◆ Set task: It is required that all of the data be written out exactly.

◆ Input rows:
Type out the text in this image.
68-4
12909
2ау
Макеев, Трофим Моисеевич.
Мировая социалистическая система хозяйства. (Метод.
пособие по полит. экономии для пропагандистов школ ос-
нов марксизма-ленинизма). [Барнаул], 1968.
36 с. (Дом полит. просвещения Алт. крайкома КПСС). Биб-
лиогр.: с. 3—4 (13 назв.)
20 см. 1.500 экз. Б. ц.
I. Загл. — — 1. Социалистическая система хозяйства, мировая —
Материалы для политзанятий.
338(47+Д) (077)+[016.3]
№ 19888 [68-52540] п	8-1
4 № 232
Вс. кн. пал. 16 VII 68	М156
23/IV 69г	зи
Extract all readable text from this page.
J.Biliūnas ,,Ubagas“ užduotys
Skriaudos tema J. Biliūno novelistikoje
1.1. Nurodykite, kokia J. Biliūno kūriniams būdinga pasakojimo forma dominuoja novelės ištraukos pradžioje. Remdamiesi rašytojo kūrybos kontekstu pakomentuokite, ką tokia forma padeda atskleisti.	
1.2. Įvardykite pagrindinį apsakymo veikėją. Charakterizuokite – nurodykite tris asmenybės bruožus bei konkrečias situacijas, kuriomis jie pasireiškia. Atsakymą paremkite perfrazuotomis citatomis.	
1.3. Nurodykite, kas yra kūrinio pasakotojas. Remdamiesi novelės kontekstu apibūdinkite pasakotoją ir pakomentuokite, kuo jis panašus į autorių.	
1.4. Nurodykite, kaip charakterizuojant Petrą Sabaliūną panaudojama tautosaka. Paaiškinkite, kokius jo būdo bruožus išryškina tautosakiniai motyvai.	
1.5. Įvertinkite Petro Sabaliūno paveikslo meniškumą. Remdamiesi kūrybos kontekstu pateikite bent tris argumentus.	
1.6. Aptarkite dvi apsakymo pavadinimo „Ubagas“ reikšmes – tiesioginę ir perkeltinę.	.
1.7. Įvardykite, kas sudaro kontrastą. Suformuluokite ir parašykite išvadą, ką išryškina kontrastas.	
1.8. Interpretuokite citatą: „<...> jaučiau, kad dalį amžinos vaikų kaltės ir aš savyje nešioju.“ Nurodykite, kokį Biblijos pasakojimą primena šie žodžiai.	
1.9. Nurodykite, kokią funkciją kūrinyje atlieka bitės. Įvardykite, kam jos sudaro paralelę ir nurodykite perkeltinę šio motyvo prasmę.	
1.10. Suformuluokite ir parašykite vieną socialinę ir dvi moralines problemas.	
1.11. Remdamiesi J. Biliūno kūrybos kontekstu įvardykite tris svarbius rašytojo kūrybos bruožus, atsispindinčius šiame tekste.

◆ Exercise output:
Type out the text in this image.
68-4
12909
2ау
Макеев, Трофим Моисеевич.
Мировая социалистическая система хозяйства. (Метод.
пособие по полит. экономии для пропагандистов школ ос-
нов марксизма-ленинизма). [Барнаул], 1968.
36 с. (Дом полит. просвещения Алт. крайкома КПСС). Биб-
лиогр.: с. 3—4 (13 назв.)
20 см. 1.500 экз. Б. ц.
I. Загл. — — 1. Социалистическая система хозяйства, мировая —
Материалы для политзанятий.
338(47+Д) (077)+[016.3]
№ 19888 [68-52540] п	8-1
4 № 232
Вс. кн. пал. 16 VII 68	М156
23/IV 69г	зи
Extract all readable text from this page.
J.Biliūnas ,,Ubagas“ užduotys
Skriaudos tema J. Biliūno novelistikoje
1.1. Nurodykite, kokia J. Biliūno kūriniams būdinga pasakojimo forma dominuoja novelės ištraukos pradžioje. Remdamiesi rašytojo kūrybos kontekstu pakomentuokite, ką tokia forma padeda atskleisti.	
1.2. Įvardykite pagrindinį apsakymo veikėją. Charakterizuokite – nurodykite tris asmenybės bruožus bei konkrečias situacijas, kuriomis jie pasireiškia. Atsakymą paremkite perfrazuotomis citatomis.	
1.3. Nurodykite, kas yra kūrinio pasakotojas. Remdamiesi novelės kontekstu apibūdinkite pasakotoją ir pakomentuokite, kuo jis panašus į autorių.	
1.4. Nurodykite, kaip charakterizuojant Petrą Sabaliūną panaudojama tautosaka. Paaiškinkite, kokius jo būdo bruožus išryškina tautosakiniai motyvai.	
1.5. Įvertinkite Petro Sabaliūno paveikslo meniškumą. Remdamiesi kūrybos kontekstu pateikite bent tris argumentus.	
1.6. Aptarkite dvi apsakymo pavadinimo „Ubagas“ reikšmes – tiesioginę ir perkeltinę.	.
1.7. Įvardykite, kas sudaro kontrastą. Suformuluokite ir parašykite išvadą, ką išryškina kontrastas.	
1.8. Interpretuokite citatą: „<...> jaučiau, kad dalį amžinos vaikų kaltės ir aš savyje nešioju.“ Nurodykite, kokį Biblijos pasakojimą primena šie žodžiai.	
1.9. Nurodykite, kokią funkciją kūrinyje atlieka bitės. Įvardykite, kam jos sudaro paralelę ir nurodykite perkeltinę šio motyvo prasmę.	
1.10. Suformuluokite ir parašykite vieną socialinę ir dvi moralines problemas.	
1.11. Remdamiesi J. Biliūno kūrybos kontekstu įvardykite tris svarbius rašytojo kūrybos bruožus, atsispindinčius šiame tekste.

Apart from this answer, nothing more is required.